→ **Your goal**: Give the count of lines in the data that include the string "JSON", with no added remarks.

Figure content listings
* * *

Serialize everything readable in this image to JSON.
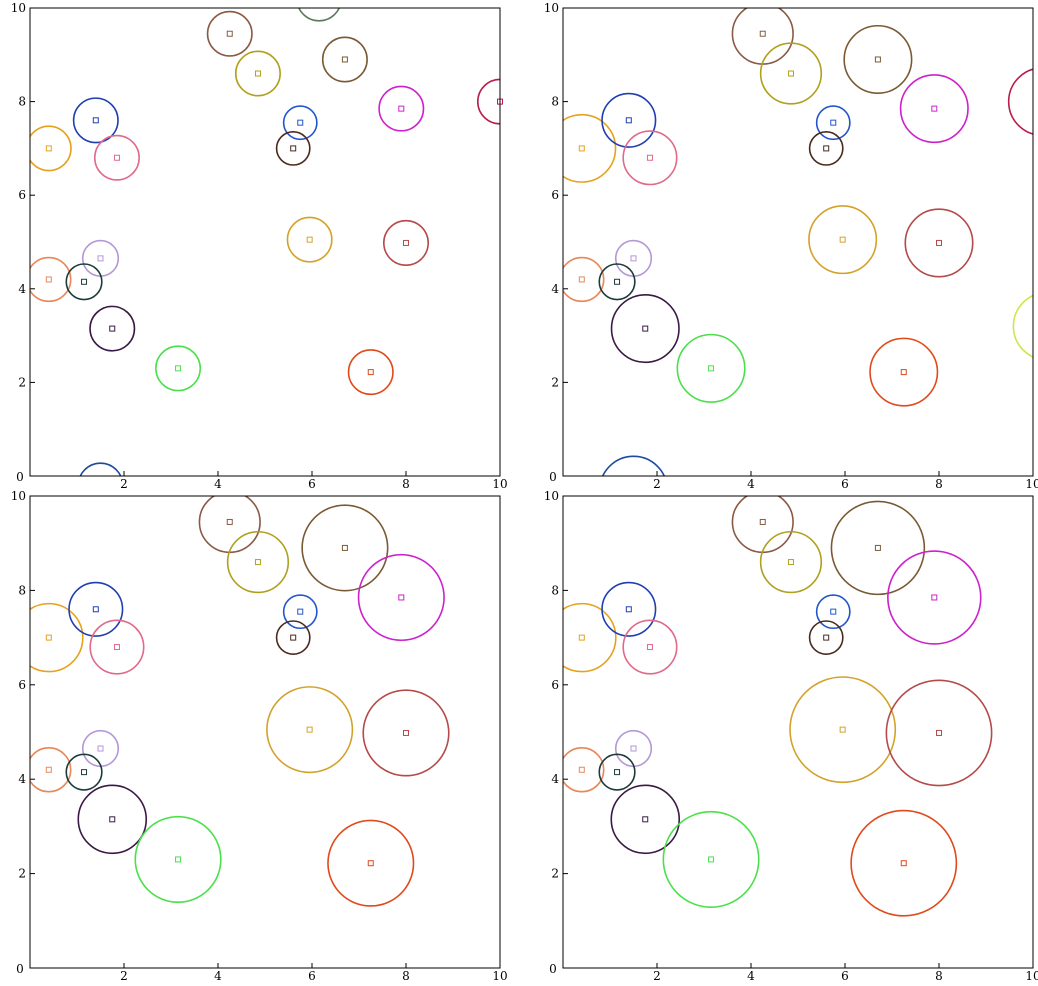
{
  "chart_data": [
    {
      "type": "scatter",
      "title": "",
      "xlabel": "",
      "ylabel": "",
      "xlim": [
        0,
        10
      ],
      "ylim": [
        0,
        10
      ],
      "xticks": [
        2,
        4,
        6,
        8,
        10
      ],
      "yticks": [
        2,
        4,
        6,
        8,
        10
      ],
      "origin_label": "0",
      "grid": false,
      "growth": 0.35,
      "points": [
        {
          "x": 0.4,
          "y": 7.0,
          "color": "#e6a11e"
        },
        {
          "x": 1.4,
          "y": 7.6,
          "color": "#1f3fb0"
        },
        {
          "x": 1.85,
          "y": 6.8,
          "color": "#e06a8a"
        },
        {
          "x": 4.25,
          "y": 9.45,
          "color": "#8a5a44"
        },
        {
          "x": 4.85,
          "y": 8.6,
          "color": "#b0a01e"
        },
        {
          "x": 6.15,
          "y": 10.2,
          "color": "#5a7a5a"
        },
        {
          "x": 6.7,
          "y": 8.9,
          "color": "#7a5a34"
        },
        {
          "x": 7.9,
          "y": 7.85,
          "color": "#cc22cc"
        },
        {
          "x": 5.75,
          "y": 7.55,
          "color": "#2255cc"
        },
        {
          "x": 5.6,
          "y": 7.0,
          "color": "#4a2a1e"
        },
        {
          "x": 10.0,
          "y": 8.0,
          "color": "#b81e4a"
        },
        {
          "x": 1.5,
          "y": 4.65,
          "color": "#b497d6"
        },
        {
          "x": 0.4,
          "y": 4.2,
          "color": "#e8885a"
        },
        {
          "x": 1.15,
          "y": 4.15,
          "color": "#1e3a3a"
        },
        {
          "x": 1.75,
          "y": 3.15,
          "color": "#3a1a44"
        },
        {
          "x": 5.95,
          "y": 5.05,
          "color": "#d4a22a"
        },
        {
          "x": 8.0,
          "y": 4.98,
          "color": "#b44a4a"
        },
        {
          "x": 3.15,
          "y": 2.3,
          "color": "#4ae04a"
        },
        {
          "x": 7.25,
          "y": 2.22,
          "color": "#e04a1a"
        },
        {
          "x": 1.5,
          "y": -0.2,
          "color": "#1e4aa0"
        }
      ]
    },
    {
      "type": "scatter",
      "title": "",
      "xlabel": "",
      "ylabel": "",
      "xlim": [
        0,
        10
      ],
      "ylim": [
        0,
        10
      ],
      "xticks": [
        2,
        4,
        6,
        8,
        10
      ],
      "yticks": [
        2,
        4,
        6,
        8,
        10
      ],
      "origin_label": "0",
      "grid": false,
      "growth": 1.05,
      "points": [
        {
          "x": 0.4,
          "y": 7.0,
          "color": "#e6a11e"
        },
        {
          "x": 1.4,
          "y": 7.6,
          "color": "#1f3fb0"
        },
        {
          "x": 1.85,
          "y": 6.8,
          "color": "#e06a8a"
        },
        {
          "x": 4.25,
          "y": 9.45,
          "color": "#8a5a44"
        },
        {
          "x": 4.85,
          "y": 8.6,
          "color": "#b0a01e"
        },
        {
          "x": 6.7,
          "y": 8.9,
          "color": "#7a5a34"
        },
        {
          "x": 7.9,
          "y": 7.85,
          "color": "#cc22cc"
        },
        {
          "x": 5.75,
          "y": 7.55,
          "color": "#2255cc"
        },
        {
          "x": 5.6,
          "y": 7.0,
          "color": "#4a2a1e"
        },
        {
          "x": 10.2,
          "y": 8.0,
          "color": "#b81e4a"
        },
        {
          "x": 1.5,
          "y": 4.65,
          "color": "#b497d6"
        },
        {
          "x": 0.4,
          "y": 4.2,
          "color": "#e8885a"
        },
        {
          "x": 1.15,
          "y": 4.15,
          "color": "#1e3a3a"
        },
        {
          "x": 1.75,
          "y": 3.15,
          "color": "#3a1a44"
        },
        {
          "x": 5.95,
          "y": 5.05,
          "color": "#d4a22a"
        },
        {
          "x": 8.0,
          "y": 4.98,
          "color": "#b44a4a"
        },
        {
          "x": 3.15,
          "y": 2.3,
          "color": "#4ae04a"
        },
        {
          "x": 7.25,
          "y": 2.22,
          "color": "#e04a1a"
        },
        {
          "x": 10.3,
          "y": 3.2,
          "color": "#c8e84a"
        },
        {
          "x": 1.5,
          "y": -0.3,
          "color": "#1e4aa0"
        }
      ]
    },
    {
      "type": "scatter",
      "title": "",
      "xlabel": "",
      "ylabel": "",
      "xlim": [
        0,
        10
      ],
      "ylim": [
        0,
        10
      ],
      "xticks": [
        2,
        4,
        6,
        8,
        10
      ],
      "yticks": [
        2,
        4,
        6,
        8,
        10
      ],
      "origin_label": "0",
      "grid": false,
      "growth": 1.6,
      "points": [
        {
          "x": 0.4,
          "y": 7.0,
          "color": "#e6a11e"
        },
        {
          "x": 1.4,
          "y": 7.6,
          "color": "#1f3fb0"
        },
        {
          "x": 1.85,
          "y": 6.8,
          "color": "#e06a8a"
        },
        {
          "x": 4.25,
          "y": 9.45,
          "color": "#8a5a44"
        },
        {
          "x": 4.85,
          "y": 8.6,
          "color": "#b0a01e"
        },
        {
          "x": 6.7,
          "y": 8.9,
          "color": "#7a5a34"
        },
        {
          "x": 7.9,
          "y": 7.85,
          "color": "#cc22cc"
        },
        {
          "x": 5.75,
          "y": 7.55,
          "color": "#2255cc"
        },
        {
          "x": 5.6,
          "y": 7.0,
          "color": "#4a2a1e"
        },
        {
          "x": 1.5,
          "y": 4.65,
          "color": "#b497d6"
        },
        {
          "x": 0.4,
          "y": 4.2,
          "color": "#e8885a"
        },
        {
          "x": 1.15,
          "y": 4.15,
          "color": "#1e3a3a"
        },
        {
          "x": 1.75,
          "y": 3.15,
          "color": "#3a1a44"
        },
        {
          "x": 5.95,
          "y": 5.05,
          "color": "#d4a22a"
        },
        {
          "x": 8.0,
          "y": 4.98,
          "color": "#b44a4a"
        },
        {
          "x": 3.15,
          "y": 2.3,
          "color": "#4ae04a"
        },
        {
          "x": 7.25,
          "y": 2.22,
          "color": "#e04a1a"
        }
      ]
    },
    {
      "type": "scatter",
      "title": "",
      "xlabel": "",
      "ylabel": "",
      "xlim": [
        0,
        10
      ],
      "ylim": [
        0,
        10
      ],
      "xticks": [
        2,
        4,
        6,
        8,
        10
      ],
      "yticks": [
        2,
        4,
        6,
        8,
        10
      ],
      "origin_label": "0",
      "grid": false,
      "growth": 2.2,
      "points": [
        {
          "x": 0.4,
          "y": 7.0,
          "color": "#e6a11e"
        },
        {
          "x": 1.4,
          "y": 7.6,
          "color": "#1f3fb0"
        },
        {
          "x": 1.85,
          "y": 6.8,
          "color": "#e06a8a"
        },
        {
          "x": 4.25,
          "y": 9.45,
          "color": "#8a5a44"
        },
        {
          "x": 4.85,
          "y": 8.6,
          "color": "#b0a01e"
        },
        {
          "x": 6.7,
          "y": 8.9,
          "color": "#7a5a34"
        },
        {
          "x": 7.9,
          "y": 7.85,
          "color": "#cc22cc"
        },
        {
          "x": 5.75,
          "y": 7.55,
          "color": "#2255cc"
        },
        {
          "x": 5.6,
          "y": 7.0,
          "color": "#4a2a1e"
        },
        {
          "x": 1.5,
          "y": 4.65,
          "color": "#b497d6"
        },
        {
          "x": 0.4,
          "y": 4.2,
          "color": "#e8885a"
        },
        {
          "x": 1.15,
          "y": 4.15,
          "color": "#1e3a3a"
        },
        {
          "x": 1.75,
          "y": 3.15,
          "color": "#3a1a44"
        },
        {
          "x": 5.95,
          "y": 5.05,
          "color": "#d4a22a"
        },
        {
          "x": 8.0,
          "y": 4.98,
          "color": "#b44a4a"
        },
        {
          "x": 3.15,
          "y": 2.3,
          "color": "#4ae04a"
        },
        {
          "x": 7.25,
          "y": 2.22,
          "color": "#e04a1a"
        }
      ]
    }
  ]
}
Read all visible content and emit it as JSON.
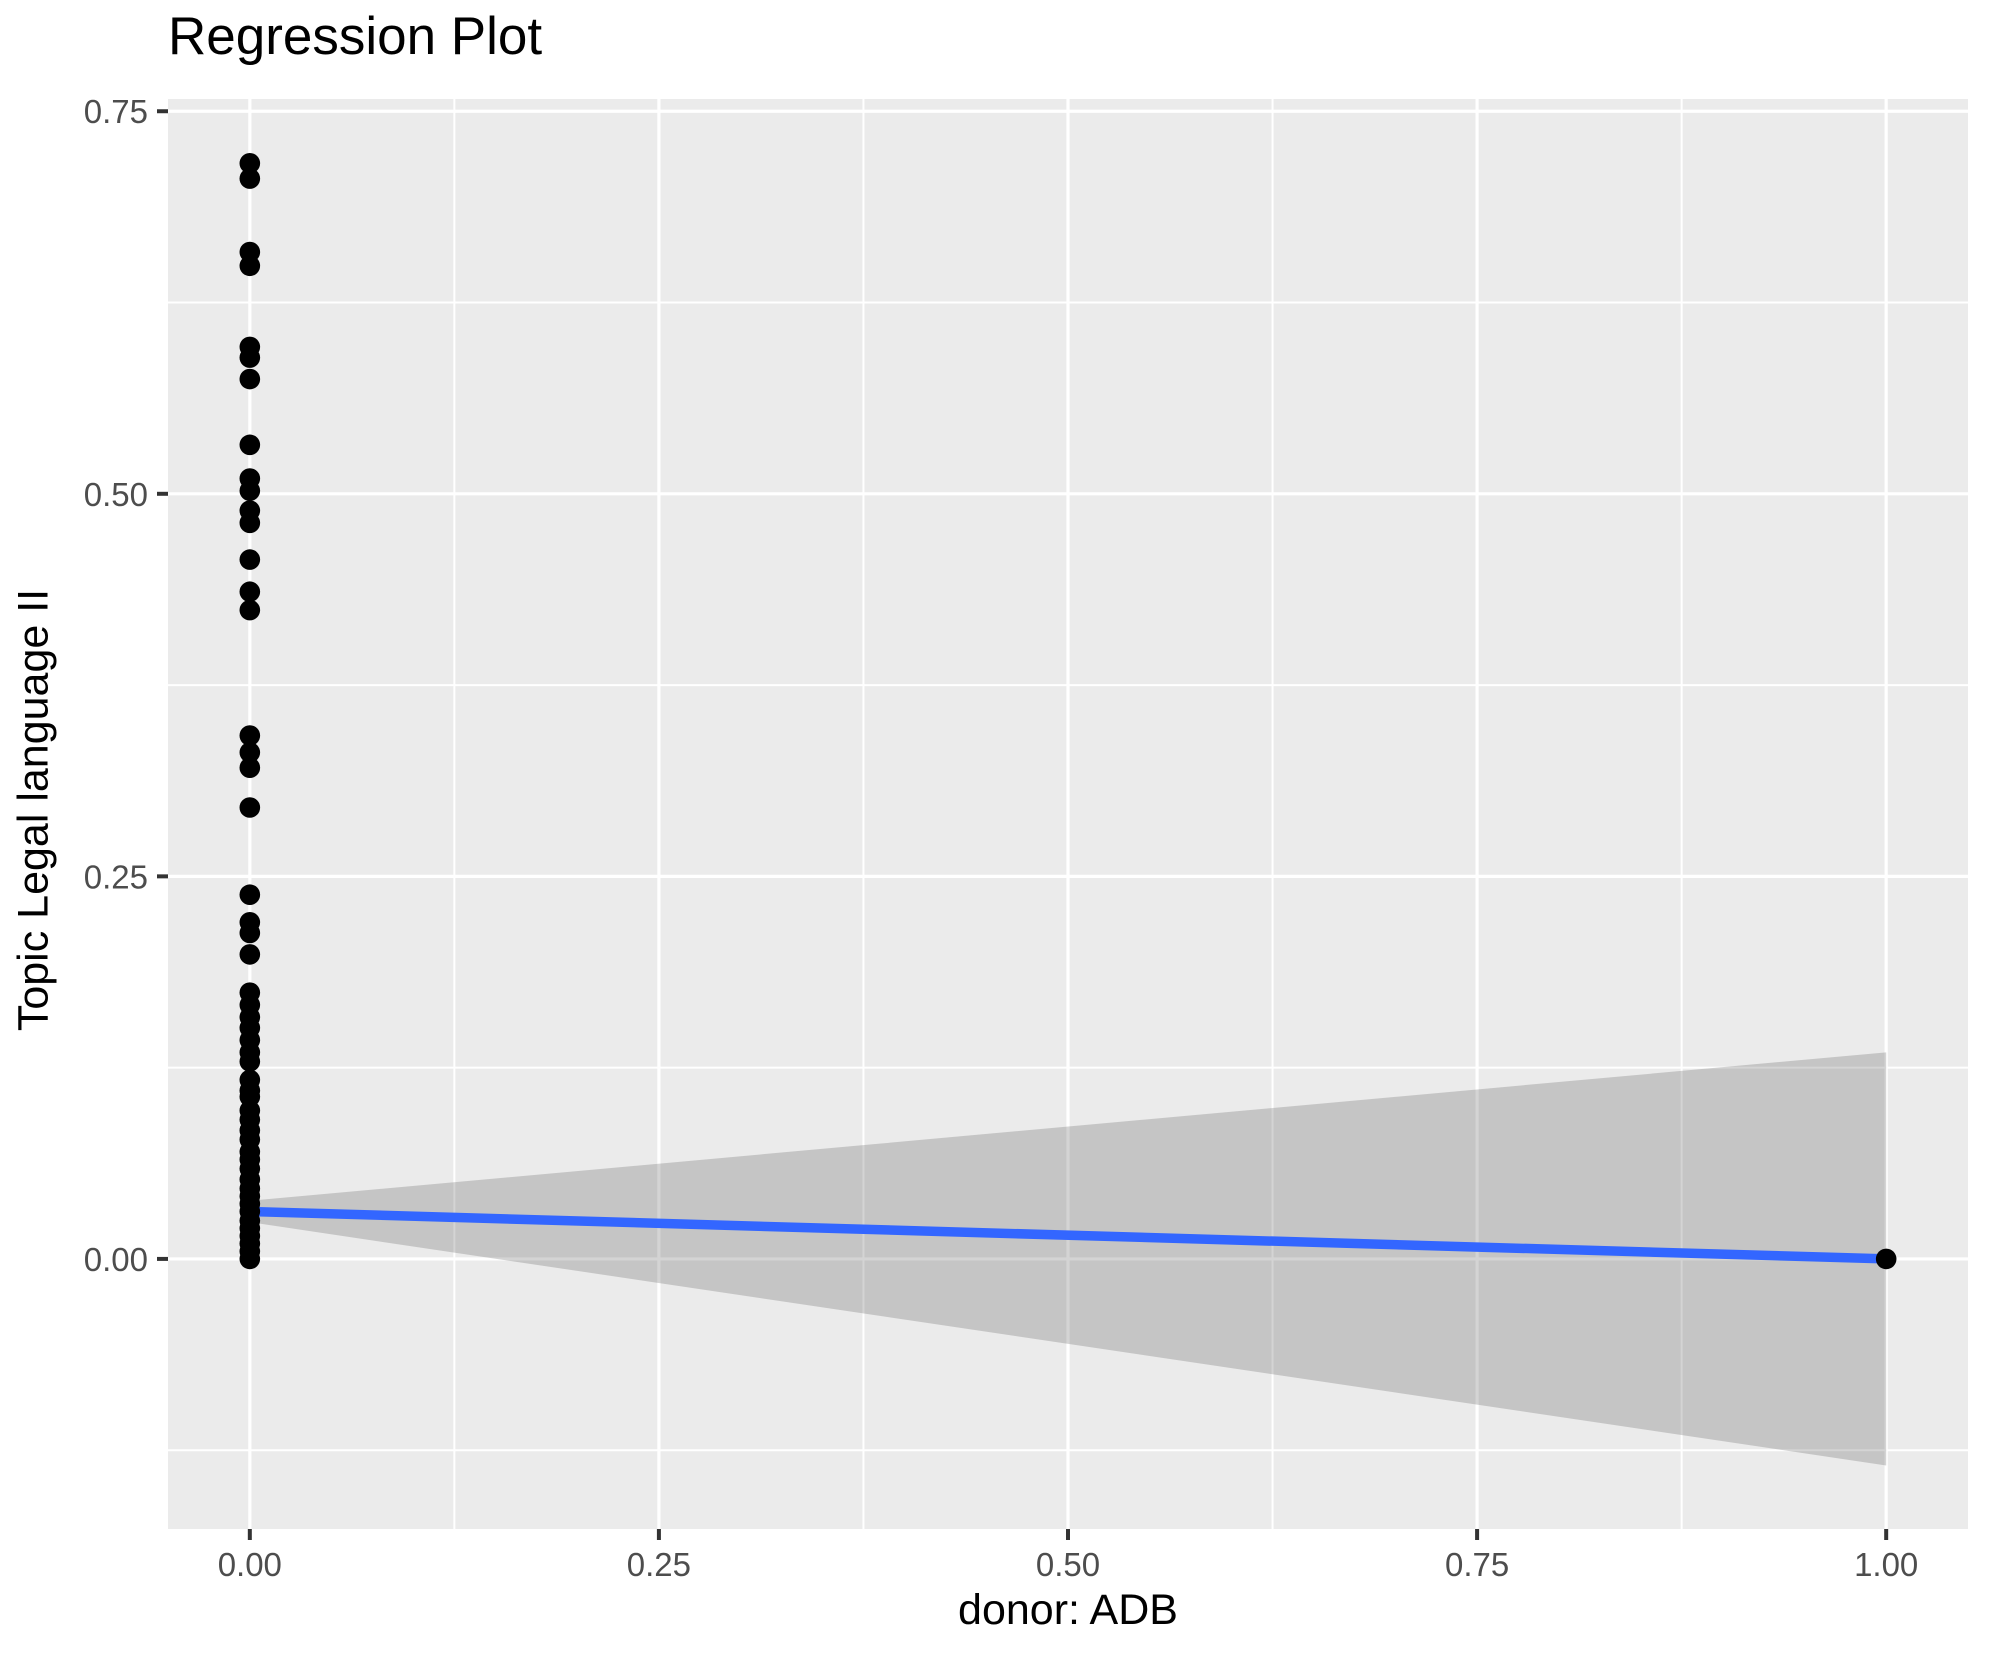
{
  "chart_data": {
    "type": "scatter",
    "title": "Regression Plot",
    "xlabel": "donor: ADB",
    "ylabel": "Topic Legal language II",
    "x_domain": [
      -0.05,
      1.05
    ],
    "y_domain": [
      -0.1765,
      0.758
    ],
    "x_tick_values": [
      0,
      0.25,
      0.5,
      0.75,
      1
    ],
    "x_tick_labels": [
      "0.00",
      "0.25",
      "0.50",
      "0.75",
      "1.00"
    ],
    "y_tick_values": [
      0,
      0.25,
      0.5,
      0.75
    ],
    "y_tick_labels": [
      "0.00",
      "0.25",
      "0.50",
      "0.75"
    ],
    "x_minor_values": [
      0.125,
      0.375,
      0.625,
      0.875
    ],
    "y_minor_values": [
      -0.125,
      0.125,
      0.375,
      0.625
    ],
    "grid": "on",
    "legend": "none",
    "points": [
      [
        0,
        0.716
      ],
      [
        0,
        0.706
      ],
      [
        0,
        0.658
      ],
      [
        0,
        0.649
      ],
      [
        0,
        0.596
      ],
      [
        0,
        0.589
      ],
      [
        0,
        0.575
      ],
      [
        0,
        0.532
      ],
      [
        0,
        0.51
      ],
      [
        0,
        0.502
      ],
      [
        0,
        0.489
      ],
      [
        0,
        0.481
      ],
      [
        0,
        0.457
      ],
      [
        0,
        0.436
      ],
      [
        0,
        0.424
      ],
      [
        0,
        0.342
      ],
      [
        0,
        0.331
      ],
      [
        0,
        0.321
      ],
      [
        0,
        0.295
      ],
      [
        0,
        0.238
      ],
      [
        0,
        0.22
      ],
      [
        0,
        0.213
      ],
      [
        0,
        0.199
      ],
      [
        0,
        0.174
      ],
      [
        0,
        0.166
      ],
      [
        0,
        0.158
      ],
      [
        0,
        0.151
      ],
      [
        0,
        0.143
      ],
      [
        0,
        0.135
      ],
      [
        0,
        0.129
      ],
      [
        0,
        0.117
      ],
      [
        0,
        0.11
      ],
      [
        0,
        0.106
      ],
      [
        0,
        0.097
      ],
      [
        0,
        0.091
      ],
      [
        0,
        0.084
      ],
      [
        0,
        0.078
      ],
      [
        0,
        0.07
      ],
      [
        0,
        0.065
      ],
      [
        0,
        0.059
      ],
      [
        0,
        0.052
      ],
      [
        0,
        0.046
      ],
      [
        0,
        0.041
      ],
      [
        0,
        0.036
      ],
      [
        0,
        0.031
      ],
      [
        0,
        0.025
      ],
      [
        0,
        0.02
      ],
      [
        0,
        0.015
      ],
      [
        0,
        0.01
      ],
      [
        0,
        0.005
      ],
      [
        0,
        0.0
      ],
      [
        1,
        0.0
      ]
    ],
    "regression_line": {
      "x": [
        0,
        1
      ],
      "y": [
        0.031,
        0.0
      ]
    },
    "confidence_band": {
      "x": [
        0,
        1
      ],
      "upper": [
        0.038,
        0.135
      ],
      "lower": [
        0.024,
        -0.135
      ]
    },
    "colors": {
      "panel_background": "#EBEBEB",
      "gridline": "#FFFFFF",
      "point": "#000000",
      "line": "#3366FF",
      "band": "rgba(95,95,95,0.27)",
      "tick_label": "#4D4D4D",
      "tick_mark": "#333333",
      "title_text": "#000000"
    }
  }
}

* * *

→ **Response**: 2